%%

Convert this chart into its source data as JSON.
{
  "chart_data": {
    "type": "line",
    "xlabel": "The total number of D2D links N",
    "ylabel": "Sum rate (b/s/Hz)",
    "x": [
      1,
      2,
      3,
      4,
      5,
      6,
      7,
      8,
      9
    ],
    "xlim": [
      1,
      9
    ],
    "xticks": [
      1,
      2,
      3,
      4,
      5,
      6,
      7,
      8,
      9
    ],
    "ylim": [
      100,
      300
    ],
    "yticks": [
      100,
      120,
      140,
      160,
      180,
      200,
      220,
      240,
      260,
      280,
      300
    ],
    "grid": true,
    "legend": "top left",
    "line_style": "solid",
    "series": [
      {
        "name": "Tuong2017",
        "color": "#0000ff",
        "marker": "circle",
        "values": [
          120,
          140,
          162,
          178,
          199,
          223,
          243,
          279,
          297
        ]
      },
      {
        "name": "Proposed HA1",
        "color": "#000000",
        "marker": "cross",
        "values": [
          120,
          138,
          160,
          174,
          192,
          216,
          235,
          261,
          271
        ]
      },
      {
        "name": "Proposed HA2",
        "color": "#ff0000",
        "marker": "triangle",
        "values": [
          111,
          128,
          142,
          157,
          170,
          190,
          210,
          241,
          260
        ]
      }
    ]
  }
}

%%
%%

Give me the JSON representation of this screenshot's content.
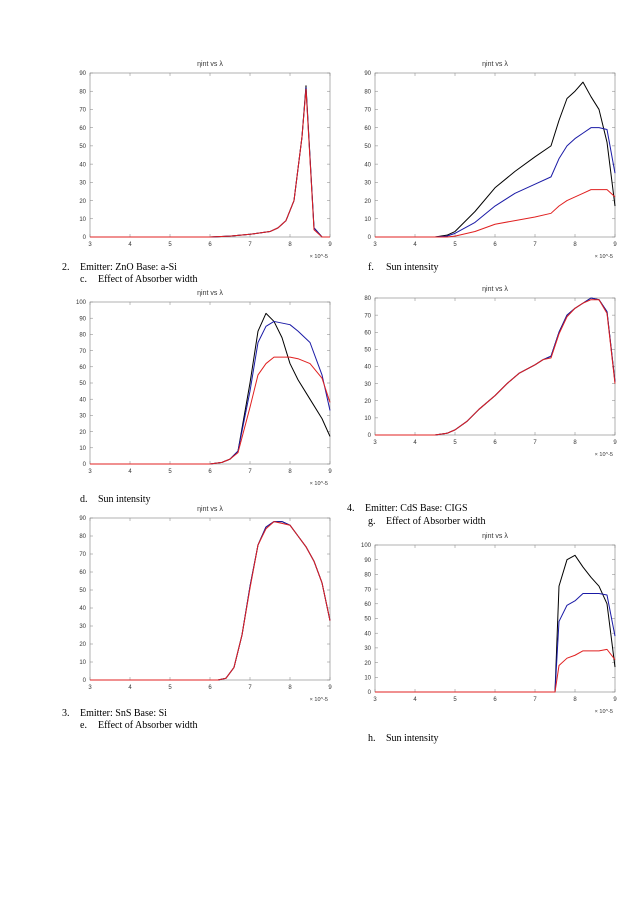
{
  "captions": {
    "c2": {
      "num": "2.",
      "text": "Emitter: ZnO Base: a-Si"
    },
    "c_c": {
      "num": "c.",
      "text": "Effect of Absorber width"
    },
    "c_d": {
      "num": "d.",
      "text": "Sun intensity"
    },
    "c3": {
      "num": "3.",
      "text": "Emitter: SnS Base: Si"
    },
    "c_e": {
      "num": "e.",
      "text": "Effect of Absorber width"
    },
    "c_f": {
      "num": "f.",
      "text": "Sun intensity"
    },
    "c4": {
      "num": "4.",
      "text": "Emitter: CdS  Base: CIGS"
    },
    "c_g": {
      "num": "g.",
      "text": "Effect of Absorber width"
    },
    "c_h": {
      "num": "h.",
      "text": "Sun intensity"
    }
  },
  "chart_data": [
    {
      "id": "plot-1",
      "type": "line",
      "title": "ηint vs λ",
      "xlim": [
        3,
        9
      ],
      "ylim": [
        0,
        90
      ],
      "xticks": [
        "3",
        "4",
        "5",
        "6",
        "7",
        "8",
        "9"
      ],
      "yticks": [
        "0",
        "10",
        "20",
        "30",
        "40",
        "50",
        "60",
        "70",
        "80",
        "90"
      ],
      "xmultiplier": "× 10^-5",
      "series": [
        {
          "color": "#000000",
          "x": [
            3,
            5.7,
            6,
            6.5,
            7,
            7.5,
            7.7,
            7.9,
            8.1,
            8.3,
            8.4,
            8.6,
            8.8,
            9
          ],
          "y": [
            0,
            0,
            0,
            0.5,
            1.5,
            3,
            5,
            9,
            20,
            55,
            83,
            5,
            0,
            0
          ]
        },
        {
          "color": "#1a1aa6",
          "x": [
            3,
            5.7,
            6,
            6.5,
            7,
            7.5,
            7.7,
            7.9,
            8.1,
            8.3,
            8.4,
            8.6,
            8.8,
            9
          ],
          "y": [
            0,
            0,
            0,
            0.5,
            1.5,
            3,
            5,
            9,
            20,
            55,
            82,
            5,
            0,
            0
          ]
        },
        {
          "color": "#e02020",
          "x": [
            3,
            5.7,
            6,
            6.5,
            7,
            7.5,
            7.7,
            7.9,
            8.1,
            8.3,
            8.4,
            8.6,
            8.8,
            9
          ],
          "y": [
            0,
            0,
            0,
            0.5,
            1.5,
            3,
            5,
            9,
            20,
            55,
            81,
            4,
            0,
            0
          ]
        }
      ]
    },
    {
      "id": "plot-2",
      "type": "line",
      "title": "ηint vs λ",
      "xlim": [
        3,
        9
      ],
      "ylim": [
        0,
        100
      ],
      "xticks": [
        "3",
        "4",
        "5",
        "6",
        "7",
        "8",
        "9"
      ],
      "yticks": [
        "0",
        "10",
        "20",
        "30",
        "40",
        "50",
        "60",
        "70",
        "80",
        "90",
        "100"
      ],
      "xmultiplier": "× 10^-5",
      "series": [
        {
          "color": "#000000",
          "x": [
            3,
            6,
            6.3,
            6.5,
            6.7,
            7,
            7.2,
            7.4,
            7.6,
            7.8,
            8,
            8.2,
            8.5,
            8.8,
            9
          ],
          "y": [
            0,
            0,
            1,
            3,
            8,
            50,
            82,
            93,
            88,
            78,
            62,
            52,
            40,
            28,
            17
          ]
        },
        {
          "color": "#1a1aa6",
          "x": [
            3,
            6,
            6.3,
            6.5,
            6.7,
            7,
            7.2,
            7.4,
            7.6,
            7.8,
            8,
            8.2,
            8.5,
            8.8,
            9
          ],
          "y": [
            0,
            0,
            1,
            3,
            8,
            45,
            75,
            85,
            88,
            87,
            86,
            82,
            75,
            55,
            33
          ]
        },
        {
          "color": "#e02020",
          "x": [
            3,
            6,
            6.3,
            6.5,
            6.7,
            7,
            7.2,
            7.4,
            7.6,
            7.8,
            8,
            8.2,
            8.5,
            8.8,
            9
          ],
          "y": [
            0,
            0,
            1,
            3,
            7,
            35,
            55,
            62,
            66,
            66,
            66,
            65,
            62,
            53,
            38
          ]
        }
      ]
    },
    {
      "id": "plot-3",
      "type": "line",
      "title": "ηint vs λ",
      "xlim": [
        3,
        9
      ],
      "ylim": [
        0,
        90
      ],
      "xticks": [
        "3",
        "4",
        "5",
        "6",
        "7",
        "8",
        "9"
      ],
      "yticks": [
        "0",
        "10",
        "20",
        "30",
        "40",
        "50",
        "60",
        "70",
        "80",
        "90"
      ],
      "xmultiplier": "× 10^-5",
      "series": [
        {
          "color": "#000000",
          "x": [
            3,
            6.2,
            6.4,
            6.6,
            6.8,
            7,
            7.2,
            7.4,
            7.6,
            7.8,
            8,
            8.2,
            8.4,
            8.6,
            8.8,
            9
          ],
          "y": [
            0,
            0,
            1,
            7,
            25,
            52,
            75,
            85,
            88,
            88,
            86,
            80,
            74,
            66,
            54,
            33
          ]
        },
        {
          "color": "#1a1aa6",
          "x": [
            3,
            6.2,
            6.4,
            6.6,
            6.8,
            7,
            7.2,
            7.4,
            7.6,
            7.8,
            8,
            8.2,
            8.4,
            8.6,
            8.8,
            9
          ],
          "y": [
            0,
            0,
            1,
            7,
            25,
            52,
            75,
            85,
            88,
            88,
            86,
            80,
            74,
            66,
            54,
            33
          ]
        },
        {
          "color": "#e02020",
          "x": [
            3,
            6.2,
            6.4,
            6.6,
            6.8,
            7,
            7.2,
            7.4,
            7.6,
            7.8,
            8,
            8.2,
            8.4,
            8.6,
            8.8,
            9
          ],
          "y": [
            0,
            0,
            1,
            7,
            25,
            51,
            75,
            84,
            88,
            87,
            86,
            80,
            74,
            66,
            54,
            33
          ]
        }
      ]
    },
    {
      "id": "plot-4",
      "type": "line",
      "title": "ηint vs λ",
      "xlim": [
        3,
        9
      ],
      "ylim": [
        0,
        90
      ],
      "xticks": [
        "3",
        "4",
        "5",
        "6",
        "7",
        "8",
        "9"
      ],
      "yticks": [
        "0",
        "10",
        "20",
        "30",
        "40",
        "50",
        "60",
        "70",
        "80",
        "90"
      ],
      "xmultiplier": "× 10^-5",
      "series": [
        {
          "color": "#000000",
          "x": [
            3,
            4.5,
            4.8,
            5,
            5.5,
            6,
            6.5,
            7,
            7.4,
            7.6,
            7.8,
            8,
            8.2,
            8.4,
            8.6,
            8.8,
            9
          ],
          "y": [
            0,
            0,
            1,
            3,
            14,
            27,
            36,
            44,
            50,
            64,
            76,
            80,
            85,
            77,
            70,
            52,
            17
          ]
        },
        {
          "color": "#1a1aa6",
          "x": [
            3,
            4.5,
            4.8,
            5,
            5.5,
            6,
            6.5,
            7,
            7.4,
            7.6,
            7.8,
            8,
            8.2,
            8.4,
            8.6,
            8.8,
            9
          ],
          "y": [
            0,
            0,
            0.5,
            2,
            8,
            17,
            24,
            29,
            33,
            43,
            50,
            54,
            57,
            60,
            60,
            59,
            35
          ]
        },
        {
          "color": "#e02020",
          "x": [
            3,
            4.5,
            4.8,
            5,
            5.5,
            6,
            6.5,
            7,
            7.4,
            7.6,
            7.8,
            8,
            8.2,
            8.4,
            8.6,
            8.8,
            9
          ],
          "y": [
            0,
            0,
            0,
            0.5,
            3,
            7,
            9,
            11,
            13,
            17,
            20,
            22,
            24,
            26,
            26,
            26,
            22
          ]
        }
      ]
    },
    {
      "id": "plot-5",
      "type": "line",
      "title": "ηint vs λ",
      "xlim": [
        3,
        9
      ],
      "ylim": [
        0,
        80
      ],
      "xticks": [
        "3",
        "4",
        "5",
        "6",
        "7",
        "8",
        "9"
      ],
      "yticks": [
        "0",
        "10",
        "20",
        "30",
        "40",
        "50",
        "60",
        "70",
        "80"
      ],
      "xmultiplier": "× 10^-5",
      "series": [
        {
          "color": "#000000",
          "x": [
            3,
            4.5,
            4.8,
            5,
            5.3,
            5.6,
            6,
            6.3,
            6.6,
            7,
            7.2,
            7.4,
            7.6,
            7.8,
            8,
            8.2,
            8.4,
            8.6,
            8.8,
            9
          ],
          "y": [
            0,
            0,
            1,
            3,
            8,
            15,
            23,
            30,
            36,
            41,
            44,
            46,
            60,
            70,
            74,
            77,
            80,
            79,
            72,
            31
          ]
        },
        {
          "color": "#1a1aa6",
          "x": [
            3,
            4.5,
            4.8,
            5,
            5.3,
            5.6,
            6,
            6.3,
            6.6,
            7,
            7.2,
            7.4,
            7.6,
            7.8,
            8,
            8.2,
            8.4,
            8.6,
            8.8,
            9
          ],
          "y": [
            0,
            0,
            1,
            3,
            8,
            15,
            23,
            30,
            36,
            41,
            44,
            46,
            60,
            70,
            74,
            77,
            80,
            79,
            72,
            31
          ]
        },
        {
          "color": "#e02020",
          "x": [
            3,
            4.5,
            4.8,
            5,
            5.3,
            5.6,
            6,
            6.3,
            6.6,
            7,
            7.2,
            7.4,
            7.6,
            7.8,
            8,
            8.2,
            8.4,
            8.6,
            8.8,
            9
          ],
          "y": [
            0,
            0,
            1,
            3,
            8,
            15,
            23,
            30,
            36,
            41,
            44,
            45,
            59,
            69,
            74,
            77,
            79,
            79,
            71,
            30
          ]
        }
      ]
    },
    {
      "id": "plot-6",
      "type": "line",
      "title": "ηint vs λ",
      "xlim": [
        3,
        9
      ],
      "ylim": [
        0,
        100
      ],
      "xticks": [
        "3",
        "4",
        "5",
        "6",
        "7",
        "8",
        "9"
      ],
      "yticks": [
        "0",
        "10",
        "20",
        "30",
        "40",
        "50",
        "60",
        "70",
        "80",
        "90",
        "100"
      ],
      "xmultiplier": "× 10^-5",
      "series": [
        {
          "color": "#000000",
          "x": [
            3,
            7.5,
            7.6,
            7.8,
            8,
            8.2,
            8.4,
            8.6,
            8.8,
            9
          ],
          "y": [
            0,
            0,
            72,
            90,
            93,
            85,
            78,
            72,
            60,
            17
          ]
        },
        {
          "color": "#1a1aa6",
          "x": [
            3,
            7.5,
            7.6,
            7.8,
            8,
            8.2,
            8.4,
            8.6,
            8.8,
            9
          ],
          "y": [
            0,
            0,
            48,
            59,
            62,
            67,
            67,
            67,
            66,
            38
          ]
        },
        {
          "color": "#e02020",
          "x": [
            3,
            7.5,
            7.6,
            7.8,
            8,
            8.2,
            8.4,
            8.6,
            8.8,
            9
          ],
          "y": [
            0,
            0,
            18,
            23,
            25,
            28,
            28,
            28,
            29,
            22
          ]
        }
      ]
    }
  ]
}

%%
%%

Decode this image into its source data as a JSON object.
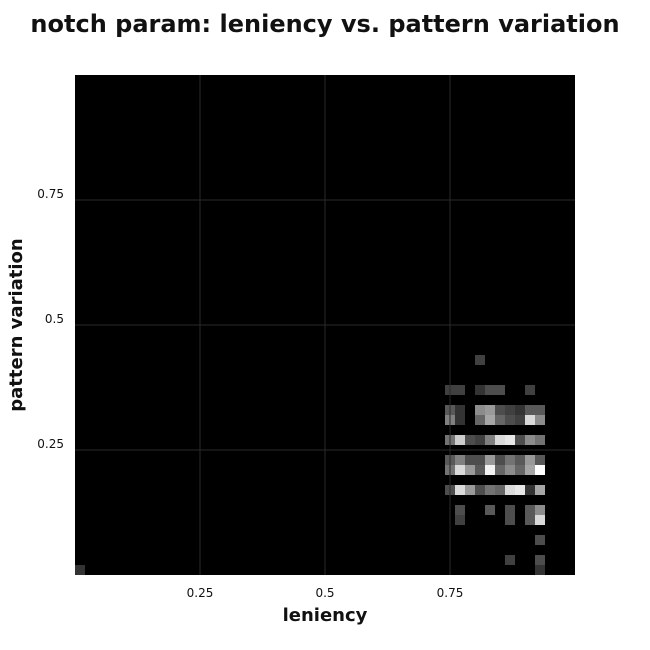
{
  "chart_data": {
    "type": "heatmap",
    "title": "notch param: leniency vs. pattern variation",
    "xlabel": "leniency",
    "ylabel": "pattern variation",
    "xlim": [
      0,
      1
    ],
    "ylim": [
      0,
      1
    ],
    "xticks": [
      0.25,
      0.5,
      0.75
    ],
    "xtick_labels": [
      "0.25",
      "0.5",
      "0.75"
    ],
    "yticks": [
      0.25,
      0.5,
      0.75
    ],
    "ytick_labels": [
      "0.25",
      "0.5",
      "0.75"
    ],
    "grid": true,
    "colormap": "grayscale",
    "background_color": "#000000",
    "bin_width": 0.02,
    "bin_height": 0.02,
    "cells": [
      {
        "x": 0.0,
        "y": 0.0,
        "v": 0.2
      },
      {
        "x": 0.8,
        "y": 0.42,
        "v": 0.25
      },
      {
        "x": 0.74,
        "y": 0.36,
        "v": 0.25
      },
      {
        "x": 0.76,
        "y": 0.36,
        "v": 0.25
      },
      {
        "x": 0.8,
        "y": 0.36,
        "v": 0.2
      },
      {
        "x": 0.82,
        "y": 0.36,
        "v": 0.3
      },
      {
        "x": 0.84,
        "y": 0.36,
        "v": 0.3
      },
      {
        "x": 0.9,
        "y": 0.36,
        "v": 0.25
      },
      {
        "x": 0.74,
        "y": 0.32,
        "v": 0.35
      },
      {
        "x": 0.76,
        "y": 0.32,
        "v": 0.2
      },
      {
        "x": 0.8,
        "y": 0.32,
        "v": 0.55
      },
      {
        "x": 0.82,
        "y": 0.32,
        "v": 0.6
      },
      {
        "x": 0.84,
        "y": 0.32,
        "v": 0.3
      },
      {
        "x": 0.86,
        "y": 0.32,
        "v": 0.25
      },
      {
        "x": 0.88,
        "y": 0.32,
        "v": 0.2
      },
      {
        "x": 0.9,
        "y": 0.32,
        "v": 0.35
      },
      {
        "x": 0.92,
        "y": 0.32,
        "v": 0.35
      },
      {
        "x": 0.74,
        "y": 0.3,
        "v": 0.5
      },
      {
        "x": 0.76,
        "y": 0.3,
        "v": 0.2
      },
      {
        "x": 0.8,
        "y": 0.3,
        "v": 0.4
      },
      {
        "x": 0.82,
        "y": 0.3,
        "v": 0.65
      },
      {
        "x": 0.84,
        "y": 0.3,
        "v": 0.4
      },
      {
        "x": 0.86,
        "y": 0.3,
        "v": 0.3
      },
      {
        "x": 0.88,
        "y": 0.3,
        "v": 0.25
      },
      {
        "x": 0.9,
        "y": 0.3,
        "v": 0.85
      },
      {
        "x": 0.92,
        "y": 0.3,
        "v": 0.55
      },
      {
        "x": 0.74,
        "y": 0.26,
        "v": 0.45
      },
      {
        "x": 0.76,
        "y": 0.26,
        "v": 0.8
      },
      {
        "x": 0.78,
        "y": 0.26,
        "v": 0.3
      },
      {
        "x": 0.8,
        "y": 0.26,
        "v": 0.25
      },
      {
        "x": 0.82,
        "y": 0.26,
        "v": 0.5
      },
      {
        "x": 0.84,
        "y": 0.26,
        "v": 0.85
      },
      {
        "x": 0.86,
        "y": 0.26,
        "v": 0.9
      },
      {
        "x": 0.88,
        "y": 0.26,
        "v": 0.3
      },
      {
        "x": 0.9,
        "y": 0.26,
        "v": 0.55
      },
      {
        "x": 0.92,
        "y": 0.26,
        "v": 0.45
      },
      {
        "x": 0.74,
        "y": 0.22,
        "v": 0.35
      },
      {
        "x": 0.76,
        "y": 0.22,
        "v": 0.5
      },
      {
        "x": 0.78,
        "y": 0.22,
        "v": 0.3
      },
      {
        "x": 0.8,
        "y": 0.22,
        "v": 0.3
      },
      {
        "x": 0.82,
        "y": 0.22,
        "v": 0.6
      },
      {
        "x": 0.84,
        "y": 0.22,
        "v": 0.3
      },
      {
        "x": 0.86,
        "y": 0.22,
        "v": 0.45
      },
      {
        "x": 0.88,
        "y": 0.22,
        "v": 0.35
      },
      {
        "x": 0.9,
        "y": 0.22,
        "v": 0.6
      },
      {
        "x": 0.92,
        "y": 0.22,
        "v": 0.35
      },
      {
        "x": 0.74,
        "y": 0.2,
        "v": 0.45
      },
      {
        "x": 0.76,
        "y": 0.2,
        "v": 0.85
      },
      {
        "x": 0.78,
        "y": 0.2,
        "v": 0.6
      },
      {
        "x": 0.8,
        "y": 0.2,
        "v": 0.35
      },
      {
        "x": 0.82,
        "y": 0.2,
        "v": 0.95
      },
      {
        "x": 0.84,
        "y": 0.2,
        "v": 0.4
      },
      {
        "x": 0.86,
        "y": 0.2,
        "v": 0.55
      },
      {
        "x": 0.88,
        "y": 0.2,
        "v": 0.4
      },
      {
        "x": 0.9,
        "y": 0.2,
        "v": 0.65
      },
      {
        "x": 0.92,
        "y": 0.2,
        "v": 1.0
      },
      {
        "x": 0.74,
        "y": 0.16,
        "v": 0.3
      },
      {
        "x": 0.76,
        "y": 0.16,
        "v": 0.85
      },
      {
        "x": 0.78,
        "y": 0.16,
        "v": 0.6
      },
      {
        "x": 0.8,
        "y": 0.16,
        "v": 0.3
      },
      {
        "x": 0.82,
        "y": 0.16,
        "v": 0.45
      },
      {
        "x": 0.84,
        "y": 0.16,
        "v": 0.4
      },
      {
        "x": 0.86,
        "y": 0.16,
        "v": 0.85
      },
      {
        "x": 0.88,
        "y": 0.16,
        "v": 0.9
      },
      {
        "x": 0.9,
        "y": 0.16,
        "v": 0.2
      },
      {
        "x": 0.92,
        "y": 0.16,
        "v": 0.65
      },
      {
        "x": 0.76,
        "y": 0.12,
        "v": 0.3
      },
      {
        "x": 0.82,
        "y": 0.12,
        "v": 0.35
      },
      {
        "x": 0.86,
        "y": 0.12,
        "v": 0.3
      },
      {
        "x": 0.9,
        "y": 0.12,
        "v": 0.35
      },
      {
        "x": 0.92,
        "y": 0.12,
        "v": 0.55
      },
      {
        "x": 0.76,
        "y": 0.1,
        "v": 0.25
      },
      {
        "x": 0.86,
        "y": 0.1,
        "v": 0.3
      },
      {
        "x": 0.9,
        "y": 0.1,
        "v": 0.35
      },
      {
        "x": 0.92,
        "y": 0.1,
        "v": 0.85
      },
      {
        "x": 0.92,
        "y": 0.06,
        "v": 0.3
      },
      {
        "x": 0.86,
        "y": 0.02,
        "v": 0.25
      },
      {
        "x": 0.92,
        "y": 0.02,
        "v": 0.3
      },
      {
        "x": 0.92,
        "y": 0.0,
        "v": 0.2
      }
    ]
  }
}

%%

What the task requires
Look through the material above and pick out each line holding the word "pattern".

Solution to the problem
    "title": "notch param: leniency vs. pattern variation",
    "ylabel": "pattern variation",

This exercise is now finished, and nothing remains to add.